» **GIVEN TEXT**
START

Despite caterwauling from the left, Trump ditches a treaty that Russia ignored for two decades.

When only one side of an agreement complies, and the other side uses the agreement as a weapon, then symbolism and naivete replace mutually beneficial compliance. And so it is with the Open Skies Treaty. It should come as no surprise that President Trump — not given to embracing symbolic agreements (no self-respecting businessman would) — decided to ditch that treaty. This action comes on the heels of an on-again, off-again testy relationship between Russia and the United States.

Liberty Nation correspondents have followed the lukewarm U.S.-Russia affiliation for some time. When Russia engages in gray-zone warfare through a concentrated disinformation campaign and puts U.S. infrastructure at risk with cyberattacks, the United States cannot just acquiesce. Consequently, continuing in a treaty with Russia designed to establish trust seems at best paradoxical and at worst a sham.

Proposed initially to Moscow by President Dwight Eisenhower in July 1955 as a trust-building initiative that would allow reconnaissance flights over each other’s country, it was summarily rejected by the Soviet Union. The Kremlin believed the agreement to be a ploy to facilitate U.S. spying on the Warsaw Pact nations. Fast forward 35 years. President George H.W. Bush revived the idea, and negotiations began in 1990 between NATO and the Warsaw Pact. Typical of the glacial pace of international agreements, it would be another 12 years before the Treaty on Open Skies would be signed by 34 countries, including the United States and Russia. In short, the treaty allows each of the signers, or “state-parties,” to fly over the nations of other signatories. The subject country is obligated to allow a defined number of overflights annually. But there has been a slight glitch. Russia has refused to allow overflights by the United States and allies who are signers of the treaty. On the other hand, the United States is put at risk by complying with Russian requests without reciprocal flights.

In The Washington Times, Lauren Meier quotes U.S. Secretary of State Mike in her article “NATO Allies Seeking Russia’s Return to Compliance of Open Skies Treaty”:

“Moscow appears to use Open Skies imagery in support of an aggressive new Russian doctrine of targeting critical infrastructure in the United States and Europe with precision-guided conventional munitions.” Pompeo continued, “Rather than using the Open Skies Treaty as a mechanism for improving trust and confidence through military transparency, Russia has, therefore, weaponized the treaty by making it into a tool of intimidation and threat.”

For a long time, according to David Sanger in The New York Times, the United States has objected to Russia violating the Open Skies agreement by prohibiting flights over areas of the country where the U.S. intelligence community believes nuclear-capable missiles are placed. These missiles would put Europe in jeopardy. Additionally, Russia has prevented overflight of major Russian war games, like Zapad 2017, a large exercise of Russian conventional capability in and around the Baltics.

END

[Dataset records]

START

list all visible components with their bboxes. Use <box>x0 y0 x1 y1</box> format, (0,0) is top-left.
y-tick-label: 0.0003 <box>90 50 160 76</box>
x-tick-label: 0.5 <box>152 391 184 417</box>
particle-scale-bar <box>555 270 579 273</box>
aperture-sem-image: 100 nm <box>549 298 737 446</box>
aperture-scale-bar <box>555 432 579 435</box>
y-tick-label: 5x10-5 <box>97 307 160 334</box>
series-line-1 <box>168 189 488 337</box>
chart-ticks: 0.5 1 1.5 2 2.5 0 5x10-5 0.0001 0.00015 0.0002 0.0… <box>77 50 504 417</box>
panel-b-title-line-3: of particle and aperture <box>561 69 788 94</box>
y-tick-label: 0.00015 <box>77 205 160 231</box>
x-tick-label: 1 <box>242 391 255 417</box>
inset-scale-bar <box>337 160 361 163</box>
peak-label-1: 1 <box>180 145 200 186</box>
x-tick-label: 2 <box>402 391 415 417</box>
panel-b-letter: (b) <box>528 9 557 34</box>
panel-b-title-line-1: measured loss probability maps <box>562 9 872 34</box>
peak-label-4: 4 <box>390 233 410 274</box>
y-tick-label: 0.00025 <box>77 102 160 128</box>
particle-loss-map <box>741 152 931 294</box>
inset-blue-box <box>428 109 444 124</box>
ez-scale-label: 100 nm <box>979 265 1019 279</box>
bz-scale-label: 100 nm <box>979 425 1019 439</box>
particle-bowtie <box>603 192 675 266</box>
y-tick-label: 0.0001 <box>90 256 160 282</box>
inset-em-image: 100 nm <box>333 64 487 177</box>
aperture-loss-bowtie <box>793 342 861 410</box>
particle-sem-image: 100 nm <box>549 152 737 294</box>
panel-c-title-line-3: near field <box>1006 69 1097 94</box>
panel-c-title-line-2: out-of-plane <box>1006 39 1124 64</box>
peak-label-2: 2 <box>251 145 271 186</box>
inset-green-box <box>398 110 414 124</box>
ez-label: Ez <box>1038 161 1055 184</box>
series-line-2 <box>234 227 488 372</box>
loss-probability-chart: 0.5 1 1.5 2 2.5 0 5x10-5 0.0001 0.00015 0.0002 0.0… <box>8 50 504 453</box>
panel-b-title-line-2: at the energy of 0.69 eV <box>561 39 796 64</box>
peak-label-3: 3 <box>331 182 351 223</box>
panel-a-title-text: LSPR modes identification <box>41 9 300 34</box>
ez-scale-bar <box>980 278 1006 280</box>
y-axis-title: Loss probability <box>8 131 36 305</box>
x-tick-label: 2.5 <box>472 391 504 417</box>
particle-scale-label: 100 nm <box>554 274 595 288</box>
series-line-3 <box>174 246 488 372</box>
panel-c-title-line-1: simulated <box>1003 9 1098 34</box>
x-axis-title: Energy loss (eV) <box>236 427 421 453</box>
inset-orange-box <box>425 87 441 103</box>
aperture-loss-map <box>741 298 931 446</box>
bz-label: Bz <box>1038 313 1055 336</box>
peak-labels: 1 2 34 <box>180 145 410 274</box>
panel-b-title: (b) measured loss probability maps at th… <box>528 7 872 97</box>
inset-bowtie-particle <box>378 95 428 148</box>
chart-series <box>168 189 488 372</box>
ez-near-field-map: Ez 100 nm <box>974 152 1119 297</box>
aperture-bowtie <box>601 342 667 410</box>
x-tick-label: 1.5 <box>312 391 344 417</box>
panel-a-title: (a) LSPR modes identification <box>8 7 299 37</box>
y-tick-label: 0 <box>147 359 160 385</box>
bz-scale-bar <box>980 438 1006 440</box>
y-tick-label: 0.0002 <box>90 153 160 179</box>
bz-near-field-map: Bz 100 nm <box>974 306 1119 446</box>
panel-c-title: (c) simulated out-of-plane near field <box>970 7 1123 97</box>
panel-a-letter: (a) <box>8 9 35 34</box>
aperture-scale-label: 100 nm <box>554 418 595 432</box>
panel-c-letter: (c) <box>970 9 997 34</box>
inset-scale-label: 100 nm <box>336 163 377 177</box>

END

» **CHALLENGES**
#1 Answer these questions from the Open Skies article:
(a) In what month and year did President Dwight Eisenhower first propose the idea to Moscow?
(b) How many countries signed the Treaty on Open Skies?
(c) Which Russian war game does the article name as one that overflight was prevented from observing?
#2 Translate this sentence from the Open Skies article into Spanish: "The subject country is obligated to allow a defined number of overflights annually."
#3 Carry on the Open Skies article, starting right after its final sentence.

» **TASK RESPONSES**
#1
(a) July 1955
(b) 34
(c) Zapad 2017

#2 El país en cuestión está obligado a permitir un número determinado de sobrevuelos al año.

#3
Sanger underscored U.S. dissatisfaction with Russia’s persistent Open Skies violations, quoting President Trump’s new arms negotiator, Marshall Billingslea: “You reach a point at which you need to say enough is enough. The United States cannot keep participating in this Treaty if Russia is going to violate it with impunity.”

NATO is not pleased with Russia’s failure to comply. As Meier noted, NATO Secretary-General Jens Stoltenberg said, “Russia’s ongoing selective implementation has undermined the Open Skies Treaty.”

Consequently, this month the Trump administration announced beginning the process for the formal withdrawal from the Treaty on Open Skies. Predictably there was a capacious outcry from the anti-administration gallery.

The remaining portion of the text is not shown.